Task
Quote the whole listing verbatim.

================================

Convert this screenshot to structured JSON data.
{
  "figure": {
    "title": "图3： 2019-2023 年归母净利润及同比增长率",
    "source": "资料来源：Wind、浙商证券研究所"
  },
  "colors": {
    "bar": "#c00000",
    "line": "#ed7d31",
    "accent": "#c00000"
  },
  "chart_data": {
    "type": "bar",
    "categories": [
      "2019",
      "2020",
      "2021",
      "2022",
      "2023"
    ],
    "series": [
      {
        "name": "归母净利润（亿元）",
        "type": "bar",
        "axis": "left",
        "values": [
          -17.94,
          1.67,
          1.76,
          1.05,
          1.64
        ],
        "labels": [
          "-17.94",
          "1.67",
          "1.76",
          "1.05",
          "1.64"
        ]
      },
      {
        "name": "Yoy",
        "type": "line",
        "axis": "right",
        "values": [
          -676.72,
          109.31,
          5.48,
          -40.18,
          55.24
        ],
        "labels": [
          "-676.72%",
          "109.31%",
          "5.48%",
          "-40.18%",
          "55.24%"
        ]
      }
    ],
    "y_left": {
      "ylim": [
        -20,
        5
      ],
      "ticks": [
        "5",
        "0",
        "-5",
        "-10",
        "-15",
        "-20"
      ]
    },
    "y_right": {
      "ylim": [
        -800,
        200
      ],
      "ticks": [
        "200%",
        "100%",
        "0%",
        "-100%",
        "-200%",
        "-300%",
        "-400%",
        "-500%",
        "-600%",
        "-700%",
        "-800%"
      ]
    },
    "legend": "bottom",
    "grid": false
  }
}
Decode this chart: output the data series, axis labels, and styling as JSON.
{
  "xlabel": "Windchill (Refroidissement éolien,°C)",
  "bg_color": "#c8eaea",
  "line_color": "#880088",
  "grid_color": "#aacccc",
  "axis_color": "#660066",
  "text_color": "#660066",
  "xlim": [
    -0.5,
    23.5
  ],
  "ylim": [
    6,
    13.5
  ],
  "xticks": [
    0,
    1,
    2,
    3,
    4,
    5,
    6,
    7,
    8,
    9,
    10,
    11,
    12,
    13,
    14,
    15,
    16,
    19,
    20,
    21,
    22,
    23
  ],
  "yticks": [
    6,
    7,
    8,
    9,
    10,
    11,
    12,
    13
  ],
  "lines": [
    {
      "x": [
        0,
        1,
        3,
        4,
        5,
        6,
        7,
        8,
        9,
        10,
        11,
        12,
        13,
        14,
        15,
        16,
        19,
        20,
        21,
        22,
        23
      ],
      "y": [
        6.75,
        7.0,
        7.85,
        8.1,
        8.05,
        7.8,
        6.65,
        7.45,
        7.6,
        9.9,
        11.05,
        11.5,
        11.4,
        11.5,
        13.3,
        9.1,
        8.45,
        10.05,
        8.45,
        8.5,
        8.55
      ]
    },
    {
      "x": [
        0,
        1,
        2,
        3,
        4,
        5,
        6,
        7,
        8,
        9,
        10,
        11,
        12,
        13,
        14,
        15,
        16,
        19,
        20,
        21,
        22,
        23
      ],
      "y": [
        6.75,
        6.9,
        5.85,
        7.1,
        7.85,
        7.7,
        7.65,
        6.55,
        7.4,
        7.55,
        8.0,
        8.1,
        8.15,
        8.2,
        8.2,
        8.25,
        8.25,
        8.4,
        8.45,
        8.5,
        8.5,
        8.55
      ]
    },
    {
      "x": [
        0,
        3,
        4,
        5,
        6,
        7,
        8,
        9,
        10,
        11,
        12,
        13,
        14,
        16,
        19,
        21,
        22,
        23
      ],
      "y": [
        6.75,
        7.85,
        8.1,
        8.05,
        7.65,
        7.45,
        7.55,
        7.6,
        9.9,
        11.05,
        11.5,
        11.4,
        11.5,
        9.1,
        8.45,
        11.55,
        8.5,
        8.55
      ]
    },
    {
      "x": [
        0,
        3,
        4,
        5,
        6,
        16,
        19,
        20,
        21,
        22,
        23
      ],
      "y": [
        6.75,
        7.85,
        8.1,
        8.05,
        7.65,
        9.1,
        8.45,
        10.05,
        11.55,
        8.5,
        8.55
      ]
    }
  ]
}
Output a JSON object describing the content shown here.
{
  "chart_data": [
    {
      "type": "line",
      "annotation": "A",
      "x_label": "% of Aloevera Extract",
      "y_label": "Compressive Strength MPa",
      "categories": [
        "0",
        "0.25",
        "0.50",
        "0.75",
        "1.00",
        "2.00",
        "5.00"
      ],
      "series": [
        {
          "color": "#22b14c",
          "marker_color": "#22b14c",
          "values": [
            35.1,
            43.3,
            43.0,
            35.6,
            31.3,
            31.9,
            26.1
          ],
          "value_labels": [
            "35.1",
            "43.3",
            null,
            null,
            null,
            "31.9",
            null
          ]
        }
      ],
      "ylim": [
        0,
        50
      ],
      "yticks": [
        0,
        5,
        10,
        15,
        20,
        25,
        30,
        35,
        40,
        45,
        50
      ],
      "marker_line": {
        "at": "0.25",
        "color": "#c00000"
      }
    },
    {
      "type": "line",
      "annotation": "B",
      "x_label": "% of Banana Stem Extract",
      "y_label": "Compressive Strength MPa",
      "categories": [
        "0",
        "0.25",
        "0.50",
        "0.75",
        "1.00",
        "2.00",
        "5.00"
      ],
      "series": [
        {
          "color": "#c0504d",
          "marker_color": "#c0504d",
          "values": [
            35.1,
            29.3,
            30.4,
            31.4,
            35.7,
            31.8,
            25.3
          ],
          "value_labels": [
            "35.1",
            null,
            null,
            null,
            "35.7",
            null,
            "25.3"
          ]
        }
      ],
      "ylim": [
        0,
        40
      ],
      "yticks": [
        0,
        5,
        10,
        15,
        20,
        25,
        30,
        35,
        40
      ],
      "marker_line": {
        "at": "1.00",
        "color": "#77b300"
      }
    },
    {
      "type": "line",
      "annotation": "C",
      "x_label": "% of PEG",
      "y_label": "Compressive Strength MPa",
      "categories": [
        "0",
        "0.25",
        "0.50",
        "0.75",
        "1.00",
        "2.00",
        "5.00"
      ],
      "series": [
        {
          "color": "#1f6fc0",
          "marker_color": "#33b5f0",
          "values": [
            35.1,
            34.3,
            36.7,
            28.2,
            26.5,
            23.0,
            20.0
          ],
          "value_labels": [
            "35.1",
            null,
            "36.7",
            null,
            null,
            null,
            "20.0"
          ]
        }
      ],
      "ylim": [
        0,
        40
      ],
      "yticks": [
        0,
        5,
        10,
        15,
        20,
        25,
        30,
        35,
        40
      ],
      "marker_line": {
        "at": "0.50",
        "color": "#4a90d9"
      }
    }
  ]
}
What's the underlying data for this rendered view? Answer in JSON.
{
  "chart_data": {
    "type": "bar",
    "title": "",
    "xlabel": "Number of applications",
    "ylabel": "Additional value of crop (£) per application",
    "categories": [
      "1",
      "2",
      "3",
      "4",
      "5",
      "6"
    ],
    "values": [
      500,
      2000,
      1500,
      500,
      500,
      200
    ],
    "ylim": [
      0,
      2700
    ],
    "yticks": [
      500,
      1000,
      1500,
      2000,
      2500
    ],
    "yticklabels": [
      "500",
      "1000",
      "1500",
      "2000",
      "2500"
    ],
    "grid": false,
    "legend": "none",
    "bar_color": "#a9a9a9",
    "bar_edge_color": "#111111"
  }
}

================================

Exercise output
Convert this screenshot to structured JSON data.
{
  "figure": {
    "title": "图3： 2019-2023 年归母净利润及同比增长率",
    "source": "资料来源：Wind、浙商证券研究所"
  },
  "colors": {
    "bar": "#c00000",
    "line": "#ed7d31",
    "accent": "#c00000"
  },
  "chart_data": {
    "type": "bar",
    "categories": [
      "2019",
      "2020",
      "2021",
      "2022",
      "2023"
    ],
    "series": [
      {
        "name": "归母净利润（亿元）",
        "type": "bar",
        "axis": "left",
        "values": [
          -17.94,
          1.67,
          1.76,
          1.05,
          1.64
        ],
        "labels": [
          "-17.94",
          "1.67",
          "1.76",
          "1.05",
          "1.64"
        ]
      },
      {
        "name": "Yoy",
        "type": "line",
        "axis": "right",
        "values": [
          -676.72,
          109.31,
          5.48,
          -40.18,
          55.24
        ],
        "labels": [
          "-676.72%",
          "109.31%",
          "5.48%",
          "-40.18%",
          "55.24%"
        ]
      }
    ],
    "y_left": {
      "ylim": [
        -20,
        5
      ],
      "ticks": [
        "5",
        "0",
        "-5",
        "-10",
        "-15",
        "-20"
      ]
    },
    "y_right": {
      "ylim": [
        -800,
        200
      ],
      "ticks": [
        "200%",
        "100%",
        "0%",
        "-100%",
        "-200%",
        "-300%",
        "-400%",
        "-500%",
        "-600%",
        "-700%",
        "-800%"
      ]
    },
    "legend": "bottom",
    "grid": false
  }
}
Decode this chart: output the data series, axis labels, and styling as JSON.
{
  "xlabel": "Windchill (Refroidissement éolien,°C)",
  "bg_color": "#c8eaea",
  "line_color": "#880088",
  "grid_color": "#aacccc",
  "axis_color": "#660066",
  "text_color": "#660066",
  "xlim": [
    -0.5,
    23.5
  ],
  "ylim": [
    6,
    13.5
  ],
  "xticks": [
    0,
    1,
    2,
    3,
    4,
    5,
    6,
    7,
    8,
    9,
    10,
    11,
    12,
    13,
    14,
    15,
    16,
    19,
    20,
    21,
    22,
    23
  ],
  "yticks": [
    6,
    7,
    8,
    9,
    10,
    11,
    12,
    13
  ],
  "lines": [
    {
      "x": [
        0,
        1,
        3,
        4,
        5,
        6,
        7,
        8,
        9,
        10,
        11,
        12,
        13,
        14,
        15,
        16,
        19,
        20,
        21,
        22,
        23
      ],
      "y": [
        6.75,
        7.0,
        7.85,
        8.1,
        8.05,
        7.8,
        6.65,
        7.45,
        7.6,
        9.9,
        11.05,
        11.5,
        11.4,
        11.5,
        13.3,
        9.1,
        8.45,
        10.05,
        8.45,
        8.5,
        8.55
      ]
    },
    {
      "x": [
        0,
        1,
        2,
        3,
        4,
        5,
        6,
        7,
        8,
        9,
        10,
        11,
        12,
        13,
        14,
        15,
        16,
        19,
        20,
        21,
        22,
        23
      ],
      "y": [
        6.75,
        6.9,
        5.85,
        7.1,
        7.85,
        7.7,
        7.65,
        6.55,
        7.4,
        7.55,
        8.0,
        8.1,
        8.15,
        8.2,
        8.2,
        8.25,
        8.25,
        8.4,
        8.45,
        8.5,
        8.5,
        8.55
      ]
    },
    {
      "x": [
        0,
        3,
        4,
        5,
        6,
        7,
        8,
        9,
        10,
        11,
        12,
        13,
        14,
        16,
        19,
        21,
        22,
        23
      ],
      "y": [
        6.75,
        7.85,
        8.1,
        8.05,
        7.65,
        7.45,
        7.55,
        7.6,
        9.9,
        11.05,
        11.5,
        11.4,
        11.5,
        9.1,
        8.45,
        11.55,
        8.5,
        8.55
      ]
    },
    {
      "x": [
        0,
        3,
        4,
        5,
        6,
        16,
        19,
        20,
        21,
        22,
        23
      ],
      "y": [
        6.75,
        7.85,
        8.1,
        8.05,
        7.65,
        9.1,
        8.45,
        10.05,
        11.55,
        8.5,
        8.55
      ]
    }
  ]
}
Output a JSON object describing the content shown here.
{
  "chart_data": [
    {
      "type": "line",
      "annotation": "A",
      "x_label": "% of Aloevera Extract",
      "y_label": "Compressive Strength MPa",
      "categories": [
        "0",
        "0.25",
        "0.50",
        "0.75",
        "1.00",
        "2.00",
        "5.00"
      ],
      "series": [
        {
          "color": "#22b14c",
          "marker_color": "#22b14c",
          "values": [
            35.1,
            43.3,
            43.0,
            35.6,
            31.3,
            31.9,
            26.1
          ],
          "value_labels": [
            "35.1",
            "43.3",
            null,
            null,
            null,
            "31.9",
            null
          ]
        }
      ],
      "ylim": [
        0,
        50
      ],
      "yticks": [
        0,
        5,
        10,
        15,
        20,
        25,
        30,
        35,
        40,
        45,
        50
      ],
      "marker_line": {
        "at": "0.25",
        "color": "#c00000"
      }
    },
    {
      "type": "line",
      "annotation": "B",
      "x_label": "% of Banana Stem Extract",
      "y_label": "Compressive Strength MPa",
      "categories": [
        "0",
        "0.25",
        "0.50",
        "0.75",
        "1.00",
        "2.00",
        "5.00"
      ],
      "series": [
        {
          "color": "#c0504d",
          "marker_color": "#c0504d",
          "values": [
            35.1,
            29.3,
            30.4,
            31.4,
            35.7,
            31.8,
            25.3
          ],
          "value_labels": [
            "35.1",
            null,
            null,
            null,
            "35.7",
            null,
            "25.3"
          ]
        }
      ],
      "ylim": [
        0,
        40
      ],
      "yticks": [
        0,
        5,
        10,
        15,
        20,
        25,
        30,
        35,
        40
      ],
      "marker_line": {
        "at": "1.00",
        "color": "#77b300"
      }
    },
    {
      "type": "line",
      "annotation": "C",
      "x_label": "% of PEG",
      "y_label": "Compressive Strength MPa",
      "categories": [
        "0",
        "0.25",
        "0.50",
        "0.75",
        "1.00",
        "2.00",
        "5.00"
      ],
      "series": [
        {
          "color": "#1f6fc0",
          "marker_color": "#33b5f0",
          "values": [
            35.1,
            34.3,
            36.7,
            28.2,
            26.5,
            23.0,
            20.0
          ],
          "value_labels": [
            "35.1",
            null,
            "36.7",
            null,
            null,
            null,
            "20.0"
          ]
        }
      ],
      "ylim": [
        0,
        40
      ],
      "yticks": [
        0,
        5,
        10,
        15,
        20,
        25,
        30,
        35,
        40
      ],
      "marker_line": {
        "at": "0.50",
        "color": "#4a90d9"
      }
    }
  ]
}
What's the underlying data for this rendered view? Answer in JSON.
{
  "chart_data": {
    "type": "bar",
    "title": "",
    "xlabel": "Number of applications",
    "ylabel": "Additional value of crop (£) per application",
    "categories": [
      "1",
      "2",
      "3",
      "4",
      "5",
      "6"
    ],
    "values": [
      500,
      2000,
      1500,
      500,
      500,
      200
    ],
    "ylim": [
      0,
      2700
    ],
    "yticks": [
      500,
      1000,
      1500,
      2000,
      2500
    ],
    "yticklabels": [
      "500",
      "1000",
      "1500",
      "2000",
      "2500"
    ],
    "grid": false,
    "legend": "none",
    "bar_color": "#a9a9a9",
    "bar_edge_color": "#111111"
  }
}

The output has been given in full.